◆ EXERCISE INPUTS:
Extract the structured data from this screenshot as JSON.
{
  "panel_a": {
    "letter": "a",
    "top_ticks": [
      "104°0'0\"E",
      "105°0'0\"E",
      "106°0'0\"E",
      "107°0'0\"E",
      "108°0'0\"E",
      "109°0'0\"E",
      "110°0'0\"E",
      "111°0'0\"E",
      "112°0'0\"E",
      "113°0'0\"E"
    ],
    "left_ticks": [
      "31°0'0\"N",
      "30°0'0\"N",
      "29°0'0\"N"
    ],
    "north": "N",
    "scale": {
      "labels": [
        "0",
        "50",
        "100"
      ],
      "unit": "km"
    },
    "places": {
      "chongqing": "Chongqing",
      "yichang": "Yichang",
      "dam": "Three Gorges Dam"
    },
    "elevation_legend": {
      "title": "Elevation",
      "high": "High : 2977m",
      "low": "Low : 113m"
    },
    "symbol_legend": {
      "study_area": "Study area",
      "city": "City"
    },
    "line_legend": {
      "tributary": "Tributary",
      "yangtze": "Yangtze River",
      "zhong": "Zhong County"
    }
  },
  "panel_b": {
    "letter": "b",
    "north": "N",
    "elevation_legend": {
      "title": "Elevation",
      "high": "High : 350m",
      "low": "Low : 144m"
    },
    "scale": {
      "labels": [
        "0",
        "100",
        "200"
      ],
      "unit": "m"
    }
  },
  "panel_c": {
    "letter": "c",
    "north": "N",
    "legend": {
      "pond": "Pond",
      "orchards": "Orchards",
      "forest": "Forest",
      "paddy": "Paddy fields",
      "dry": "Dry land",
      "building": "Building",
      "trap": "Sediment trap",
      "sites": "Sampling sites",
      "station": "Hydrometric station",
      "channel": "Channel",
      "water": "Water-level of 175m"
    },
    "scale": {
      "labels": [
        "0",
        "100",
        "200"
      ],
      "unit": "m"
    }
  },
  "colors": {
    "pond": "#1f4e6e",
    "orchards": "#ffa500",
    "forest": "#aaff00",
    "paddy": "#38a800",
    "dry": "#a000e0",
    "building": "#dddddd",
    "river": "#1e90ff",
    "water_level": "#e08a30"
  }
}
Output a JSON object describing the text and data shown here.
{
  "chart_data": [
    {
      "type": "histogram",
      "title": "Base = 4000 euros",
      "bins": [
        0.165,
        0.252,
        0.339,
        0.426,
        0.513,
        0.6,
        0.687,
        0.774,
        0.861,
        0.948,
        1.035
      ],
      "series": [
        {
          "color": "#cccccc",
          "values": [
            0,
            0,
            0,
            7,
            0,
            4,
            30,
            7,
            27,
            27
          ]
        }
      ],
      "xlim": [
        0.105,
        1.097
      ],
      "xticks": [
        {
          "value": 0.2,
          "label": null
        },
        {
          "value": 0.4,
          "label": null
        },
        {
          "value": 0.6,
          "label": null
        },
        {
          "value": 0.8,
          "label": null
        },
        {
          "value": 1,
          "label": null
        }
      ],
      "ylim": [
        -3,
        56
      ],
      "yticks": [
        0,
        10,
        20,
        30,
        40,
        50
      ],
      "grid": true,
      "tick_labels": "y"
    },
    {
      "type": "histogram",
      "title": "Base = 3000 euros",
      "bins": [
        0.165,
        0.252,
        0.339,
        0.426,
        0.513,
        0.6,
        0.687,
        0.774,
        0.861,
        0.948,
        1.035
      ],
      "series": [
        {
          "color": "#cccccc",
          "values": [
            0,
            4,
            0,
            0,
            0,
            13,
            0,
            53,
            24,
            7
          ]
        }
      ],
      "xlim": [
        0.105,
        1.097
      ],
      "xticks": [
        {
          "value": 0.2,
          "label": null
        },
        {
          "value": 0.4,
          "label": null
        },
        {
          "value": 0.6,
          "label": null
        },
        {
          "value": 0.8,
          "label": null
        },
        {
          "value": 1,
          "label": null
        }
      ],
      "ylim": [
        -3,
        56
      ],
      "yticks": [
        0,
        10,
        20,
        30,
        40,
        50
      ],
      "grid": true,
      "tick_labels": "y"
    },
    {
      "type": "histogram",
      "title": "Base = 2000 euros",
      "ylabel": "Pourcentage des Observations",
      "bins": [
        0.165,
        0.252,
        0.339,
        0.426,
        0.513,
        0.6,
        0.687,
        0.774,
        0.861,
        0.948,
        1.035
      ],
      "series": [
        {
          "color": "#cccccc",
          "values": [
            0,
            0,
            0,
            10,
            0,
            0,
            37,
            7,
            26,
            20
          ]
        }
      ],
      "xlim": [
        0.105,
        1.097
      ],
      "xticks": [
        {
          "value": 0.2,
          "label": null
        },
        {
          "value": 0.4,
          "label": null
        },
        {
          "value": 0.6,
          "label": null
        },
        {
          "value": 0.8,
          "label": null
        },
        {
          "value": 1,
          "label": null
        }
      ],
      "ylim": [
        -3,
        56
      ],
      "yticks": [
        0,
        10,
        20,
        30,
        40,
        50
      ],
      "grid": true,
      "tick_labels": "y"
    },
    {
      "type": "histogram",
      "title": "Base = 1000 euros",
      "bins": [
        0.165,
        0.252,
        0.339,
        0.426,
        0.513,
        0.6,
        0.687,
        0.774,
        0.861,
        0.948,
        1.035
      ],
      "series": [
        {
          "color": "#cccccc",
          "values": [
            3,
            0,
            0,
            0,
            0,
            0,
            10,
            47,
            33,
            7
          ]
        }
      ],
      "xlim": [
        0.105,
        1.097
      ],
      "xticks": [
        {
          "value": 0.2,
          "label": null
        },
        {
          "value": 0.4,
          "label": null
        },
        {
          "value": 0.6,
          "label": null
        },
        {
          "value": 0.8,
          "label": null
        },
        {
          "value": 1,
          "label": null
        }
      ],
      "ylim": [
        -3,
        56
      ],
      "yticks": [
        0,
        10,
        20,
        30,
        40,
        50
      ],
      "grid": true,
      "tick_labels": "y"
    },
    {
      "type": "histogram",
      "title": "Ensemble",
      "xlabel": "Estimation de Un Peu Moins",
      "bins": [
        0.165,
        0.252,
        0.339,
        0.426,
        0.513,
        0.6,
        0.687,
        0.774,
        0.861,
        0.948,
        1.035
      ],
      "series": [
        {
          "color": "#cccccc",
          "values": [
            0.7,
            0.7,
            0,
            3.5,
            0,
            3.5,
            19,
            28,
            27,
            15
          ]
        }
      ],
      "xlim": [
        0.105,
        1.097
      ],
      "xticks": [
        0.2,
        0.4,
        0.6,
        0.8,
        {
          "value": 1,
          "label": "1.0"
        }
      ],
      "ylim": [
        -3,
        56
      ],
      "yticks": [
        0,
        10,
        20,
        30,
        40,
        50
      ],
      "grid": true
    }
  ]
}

◆ WHAT TO WORK ON:
Pull every line containing the word "title" out of the material.

◆ COMPLETED EXERCISE:
      "title": "Elevation",
      "title": "Elevation",
      "title": "Base = 4000 euros",
      "title": "Base = 3000 euros",
      "title": "Base = 2000 euros",
      "title": "Base = 1000 euros",
      "title": "Ensemble",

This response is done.